▸ **Recorded data**

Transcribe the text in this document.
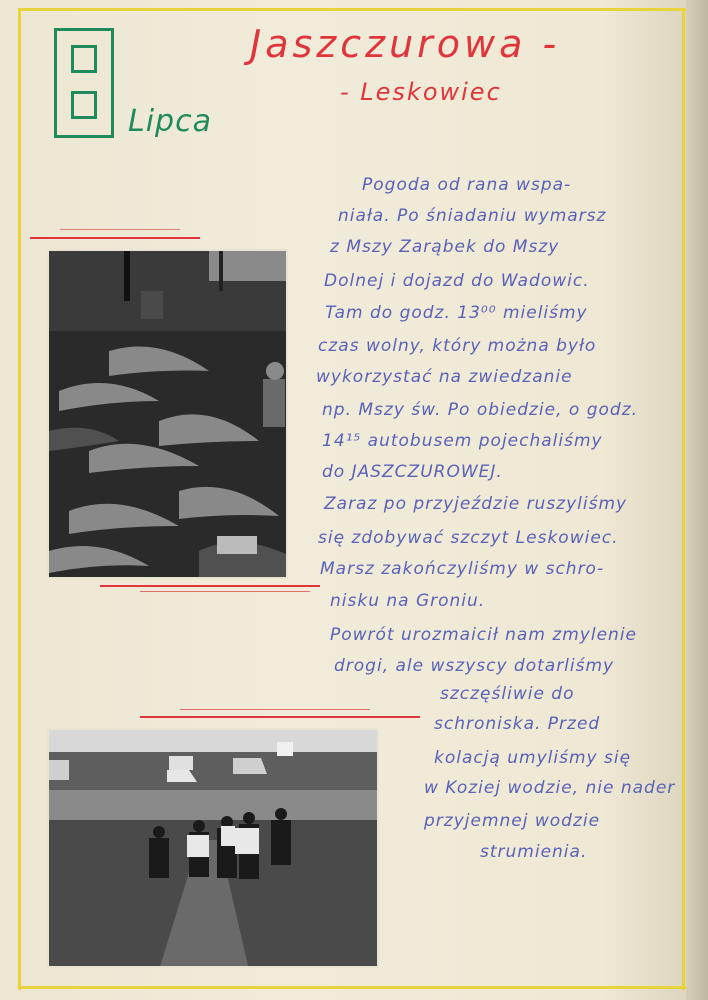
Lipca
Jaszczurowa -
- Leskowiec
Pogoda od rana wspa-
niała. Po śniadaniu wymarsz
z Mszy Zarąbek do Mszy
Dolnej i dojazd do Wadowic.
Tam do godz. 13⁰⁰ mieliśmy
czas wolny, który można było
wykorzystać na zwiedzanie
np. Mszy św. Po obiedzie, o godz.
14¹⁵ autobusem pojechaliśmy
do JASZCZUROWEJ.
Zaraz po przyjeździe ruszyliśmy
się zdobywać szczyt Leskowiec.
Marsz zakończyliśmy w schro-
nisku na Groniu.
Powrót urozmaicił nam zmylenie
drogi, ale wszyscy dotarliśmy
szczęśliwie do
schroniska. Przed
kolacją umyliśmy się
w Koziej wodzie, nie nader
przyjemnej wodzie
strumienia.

▸ **What needs to be done**
Omit all pictures while transcribing the entries verbatim.

▸ **Solved problem**
Transcribe the text in this document.
Lipca
Jaszczurowa -
- Leskowiec
Pogoda od rana wspa-
niała. Po śniadaniu wymarsz
z Mszy Zarąbek do Mszy
Dolnej i dojazd do Wadowic.
Tam do godz. 13⁰⁰ mieliśmy
czas wolny, który można było
wykorzystać na zwiedzanie
np. Mszy św. Po obiedzie, o godz.
14¹⁵ autobusem pojechaliśmy
do JASZCZUROWEJ.
Zaraz po przyjeździe ruszyliśmy
się zdobywać szczyt Leskowiec.
Marsz zakończyliśmy w schro-
nisku na Groniu.
Powrót urozmaicił nam zmylenie
drogi, ale wszyscy dotarliśmy
szczęśliwie do
schroniska. Przed
kolacją umyliśmy się
w Koziej wodzie, nie nader
przyjemnej wodzie
strumienia.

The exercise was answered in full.